* Excerto fornecido *

- - - - - - -

Contactado pelo Jornal da Mealhada, Carlos Cabral, presidente da Câmara Municipal da Mealhada, afirmou: “Infelizmente, os maus cheiros são uma realidade e toda a gente sabe de onde provêm. Contudo, friso que autarquia é também uma mera denunciante e estas questões ambientais não são da sua competência. Eu também sinto o cheiro e a mim também me incomoda bastante”.
Na carta enviada à Brigada do Ambiente da GNR da Mealhada, pelo director clínico do HMM, ainda podia ler-se no final: “Não me venham dizer que a legislação não contempla estas situações. Trata-se de uma questão de bom senso e de saúde pública. Gostariam vossas excelências de estar numa cama de hospital ou de ter um familiar num quarto de uma residência de terceira idade, e suportarem a pestilência dos cheiros que aqui temos?".
E dizia ainda: "Não será a pressa de um arado para tentar cobrir o esterco espalhado que vai colmatar e fazer esquecer a falta de sensibilidade de quem o fez, só nele pensando, ano após ano, sem se preocupar com uma alternativa, espalhando pelos outros aquilo que já nem sente”.

- - - - - - -

* Questões de estudo *
(1) No excerto sobre os maus cheiros na Mealhada, quem enviou a carta à Brigada do Ambiente da GNR da Mealhada?
(2) Traduza para inglês esta frase do excerto sobre os maus cheiros na Mealhada: "Eu também sinto o cheiro e a mim também me incomoda bastante".
(3) Escreva a continuação do excerto sobre os maus cheiros na Mealhada, começando depois da última frase apresentada.
As linhas são material independente do excerto.

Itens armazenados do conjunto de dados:
- - - - - - -

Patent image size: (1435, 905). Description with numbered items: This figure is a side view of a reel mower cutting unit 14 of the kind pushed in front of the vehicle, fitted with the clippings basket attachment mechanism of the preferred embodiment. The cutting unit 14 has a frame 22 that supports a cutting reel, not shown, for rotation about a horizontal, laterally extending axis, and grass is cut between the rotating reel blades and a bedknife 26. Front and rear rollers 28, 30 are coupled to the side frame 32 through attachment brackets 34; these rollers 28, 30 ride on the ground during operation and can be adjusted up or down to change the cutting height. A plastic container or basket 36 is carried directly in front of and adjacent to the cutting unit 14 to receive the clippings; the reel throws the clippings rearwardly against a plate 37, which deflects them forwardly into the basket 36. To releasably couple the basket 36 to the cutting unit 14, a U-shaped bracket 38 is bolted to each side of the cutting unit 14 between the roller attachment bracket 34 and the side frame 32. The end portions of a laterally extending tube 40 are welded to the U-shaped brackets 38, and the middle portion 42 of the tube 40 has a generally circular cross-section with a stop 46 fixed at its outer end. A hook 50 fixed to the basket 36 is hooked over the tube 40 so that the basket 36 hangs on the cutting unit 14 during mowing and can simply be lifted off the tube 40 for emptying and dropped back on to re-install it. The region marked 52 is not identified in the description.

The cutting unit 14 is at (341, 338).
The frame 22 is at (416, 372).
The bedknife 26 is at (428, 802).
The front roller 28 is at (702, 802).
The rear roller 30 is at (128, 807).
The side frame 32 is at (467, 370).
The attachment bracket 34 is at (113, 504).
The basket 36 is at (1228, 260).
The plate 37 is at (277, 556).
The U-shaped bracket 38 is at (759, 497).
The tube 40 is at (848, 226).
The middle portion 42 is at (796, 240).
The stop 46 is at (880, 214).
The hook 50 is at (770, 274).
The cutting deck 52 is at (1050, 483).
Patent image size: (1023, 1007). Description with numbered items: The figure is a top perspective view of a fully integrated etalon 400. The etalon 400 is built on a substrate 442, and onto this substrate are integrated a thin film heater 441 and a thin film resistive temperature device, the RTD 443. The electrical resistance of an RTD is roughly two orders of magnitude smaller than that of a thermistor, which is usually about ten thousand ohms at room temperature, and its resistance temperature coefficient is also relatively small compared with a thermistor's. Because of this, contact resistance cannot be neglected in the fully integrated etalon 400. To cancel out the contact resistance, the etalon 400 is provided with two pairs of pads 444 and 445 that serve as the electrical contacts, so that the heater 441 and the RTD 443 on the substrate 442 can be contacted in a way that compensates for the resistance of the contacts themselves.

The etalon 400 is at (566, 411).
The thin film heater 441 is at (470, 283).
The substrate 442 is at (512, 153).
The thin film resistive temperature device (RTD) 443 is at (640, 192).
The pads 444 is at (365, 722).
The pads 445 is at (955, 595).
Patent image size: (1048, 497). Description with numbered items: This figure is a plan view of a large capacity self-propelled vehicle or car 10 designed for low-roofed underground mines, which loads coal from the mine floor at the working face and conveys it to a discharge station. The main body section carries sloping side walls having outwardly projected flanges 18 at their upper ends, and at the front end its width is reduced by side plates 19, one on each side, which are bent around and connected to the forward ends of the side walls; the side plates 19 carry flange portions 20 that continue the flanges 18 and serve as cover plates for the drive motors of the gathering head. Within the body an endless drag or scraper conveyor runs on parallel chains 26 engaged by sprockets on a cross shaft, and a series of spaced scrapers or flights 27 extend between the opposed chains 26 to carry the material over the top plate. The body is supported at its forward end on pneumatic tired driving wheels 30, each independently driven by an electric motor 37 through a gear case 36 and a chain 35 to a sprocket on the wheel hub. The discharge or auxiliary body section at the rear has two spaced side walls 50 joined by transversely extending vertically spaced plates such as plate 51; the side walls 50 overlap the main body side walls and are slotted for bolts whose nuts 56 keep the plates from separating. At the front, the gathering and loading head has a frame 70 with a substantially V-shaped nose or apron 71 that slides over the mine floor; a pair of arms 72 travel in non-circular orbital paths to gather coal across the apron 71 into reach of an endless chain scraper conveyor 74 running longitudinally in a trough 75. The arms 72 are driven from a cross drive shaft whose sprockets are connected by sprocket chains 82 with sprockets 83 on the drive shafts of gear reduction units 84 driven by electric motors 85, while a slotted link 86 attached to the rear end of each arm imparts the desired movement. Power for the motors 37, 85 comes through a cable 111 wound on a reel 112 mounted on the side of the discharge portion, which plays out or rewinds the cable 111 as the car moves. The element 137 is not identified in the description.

- - - - - - -

* Respostas numeradas *
(1) O director clínico do HMM.

(2) I smell it too, and it bothers me a great deal as well.

(3)
Segundo o Jornal da Mealhada pode apurar, na manhã de segunda-feira, agentes da Brigada do Ambiente da GNR da Mealhada estiveram no local de onde, alegadamente, provém o mau cheiro. Contudo, nada fizeram porque a lei permite aos agricultores este tipo de procedimentos: que espalhem o estrume e lavrem o terreno, algum tempo depois. “Os agentes disseram que o azar que se está a ter é o facto de estar calor e um pouco de vento espalha o cheiro por muitos sítios e mais facilmente”, afirmou ao Jornal da Mealhada, um cidadão que assistiu à visita, mas que não quis identificar-se. Também José Felgueiras garantiu: “Na segunda-feira, recebi um telefonema para me deslocar à Quinta da Tapada para resolver uma situação e, acidentalmente, encontrei lá o proprietário da pocilga, que me assegurou que lá tinha estado, nessa manhã, um agente ligado ao ambiente, a fim de verificar a situação. Contudo, garantiu-lhe que tudo estava a ser feito correctamente. Para terminar, pergunto: e agora?”.

                                                               Mónica Sofia Lopes

Texto publicado na edição impressa do Jornal da Mealhada de 11 de junho de 2008.